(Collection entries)
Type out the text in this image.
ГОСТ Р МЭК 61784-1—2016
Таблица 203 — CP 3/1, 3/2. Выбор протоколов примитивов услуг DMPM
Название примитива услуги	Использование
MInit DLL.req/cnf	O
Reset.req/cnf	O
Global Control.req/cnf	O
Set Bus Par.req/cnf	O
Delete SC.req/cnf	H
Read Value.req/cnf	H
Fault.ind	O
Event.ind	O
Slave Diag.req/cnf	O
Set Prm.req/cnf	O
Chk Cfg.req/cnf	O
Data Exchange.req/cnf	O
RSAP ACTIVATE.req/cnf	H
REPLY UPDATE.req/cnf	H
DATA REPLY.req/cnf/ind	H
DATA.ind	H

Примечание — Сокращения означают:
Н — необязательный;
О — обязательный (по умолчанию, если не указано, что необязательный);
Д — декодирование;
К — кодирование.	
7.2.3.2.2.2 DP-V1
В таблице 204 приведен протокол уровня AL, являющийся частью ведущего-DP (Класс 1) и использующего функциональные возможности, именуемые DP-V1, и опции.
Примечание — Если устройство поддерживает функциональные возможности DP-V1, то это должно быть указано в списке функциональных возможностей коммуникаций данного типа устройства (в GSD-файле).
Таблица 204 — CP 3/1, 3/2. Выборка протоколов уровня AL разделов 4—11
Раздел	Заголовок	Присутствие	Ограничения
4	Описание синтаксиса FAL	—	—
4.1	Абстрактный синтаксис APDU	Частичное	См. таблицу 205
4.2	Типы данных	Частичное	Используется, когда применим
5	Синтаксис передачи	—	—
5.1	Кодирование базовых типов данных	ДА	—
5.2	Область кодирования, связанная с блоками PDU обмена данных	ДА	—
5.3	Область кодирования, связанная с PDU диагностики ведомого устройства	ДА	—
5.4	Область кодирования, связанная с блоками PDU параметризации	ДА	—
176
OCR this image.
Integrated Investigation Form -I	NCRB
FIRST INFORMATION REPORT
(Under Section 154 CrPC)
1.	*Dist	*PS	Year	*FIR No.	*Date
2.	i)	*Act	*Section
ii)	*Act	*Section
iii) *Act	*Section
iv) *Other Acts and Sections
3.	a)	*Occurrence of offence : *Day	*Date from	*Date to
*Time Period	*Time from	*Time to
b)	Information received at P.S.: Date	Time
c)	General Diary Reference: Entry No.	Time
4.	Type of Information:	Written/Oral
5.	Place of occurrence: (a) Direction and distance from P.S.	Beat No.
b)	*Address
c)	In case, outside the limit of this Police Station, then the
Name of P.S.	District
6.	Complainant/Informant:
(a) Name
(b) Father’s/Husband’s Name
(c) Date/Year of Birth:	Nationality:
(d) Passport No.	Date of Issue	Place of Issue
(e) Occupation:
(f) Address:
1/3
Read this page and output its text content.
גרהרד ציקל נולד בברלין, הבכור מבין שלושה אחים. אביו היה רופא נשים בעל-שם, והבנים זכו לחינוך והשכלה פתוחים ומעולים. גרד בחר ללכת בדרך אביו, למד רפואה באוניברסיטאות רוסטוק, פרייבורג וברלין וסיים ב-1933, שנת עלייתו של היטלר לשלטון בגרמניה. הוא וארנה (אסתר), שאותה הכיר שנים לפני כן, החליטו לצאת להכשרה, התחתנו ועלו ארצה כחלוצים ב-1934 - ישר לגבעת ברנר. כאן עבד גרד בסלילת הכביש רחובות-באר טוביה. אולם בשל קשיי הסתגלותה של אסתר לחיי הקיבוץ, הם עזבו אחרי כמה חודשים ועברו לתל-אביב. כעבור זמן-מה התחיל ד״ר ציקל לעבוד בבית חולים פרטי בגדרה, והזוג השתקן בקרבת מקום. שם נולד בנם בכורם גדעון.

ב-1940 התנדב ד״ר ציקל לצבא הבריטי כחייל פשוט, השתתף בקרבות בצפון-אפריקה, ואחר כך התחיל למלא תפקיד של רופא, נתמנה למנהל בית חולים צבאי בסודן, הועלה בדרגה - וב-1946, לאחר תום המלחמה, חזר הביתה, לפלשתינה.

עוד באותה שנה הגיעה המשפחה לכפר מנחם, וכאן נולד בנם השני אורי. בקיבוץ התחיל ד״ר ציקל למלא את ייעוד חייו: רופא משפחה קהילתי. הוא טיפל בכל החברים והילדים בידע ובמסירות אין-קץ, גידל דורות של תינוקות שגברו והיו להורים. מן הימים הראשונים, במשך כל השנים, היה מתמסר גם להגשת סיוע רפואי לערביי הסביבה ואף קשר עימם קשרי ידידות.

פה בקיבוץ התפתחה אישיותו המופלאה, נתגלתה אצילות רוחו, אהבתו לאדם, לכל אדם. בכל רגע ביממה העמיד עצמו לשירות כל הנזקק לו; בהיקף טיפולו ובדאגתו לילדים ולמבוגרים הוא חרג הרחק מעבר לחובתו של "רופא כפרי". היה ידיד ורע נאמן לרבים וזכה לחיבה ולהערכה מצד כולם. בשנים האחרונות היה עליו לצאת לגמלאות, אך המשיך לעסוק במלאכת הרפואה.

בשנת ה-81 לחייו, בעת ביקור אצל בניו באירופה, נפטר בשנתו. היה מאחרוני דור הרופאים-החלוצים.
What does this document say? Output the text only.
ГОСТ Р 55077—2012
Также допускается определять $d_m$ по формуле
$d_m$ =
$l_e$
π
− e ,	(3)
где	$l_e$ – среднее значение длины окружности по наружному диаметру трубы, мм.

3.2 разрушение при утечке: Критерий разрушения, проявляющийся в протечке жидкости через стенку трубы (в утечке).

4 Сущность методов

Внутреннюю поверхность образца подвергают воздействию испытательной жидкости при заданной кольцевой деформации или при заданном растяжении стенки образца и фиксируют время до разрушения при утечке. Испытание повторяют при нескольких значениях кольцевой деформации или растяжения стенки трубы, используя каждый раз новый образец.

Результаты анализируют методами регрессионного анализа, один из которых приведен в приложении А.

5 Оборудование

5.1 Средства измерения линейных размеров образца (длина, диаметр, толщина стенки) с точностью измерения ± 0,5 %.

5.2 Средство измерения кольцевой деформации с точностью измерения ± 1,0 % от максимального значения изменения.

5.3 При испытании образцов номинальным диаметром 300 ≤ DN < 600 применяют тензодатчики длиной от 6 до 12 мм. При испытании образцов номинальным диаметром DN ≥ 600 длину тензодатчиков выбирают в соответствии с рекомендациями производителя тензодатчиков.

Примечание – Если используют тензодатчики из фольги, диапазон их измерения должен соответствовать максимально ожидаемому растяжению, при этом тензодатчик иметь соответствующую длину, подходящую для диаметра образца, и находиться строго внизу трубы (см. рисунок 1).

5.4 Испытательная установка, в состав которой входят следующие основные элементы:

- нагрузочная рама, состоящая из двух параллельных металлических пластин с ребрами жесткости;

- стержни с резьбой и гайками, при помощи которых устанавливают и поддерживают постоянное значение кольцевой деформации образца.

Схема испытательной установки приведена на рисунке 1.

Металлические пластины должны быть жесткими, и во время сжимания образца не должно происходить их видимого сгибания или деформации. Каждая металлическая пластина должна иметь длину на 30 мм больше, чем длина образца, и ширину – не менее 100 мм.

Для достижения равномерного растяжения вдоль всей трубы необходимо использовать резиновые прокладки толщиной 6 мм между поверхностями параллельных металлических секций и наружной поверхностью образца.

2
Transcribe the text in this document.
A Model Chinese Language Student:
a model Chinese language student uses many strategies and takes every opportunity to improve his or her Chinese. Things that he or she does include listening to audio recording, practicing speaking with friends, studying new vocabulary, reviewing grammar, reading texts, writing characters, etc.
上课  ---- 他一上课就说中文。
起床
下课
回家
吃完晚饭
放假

■ STATED PROBLEM: Look through the material and say how many lines hold "быть". Give the number only.

■ REPLY TO THE EXERCISE: 2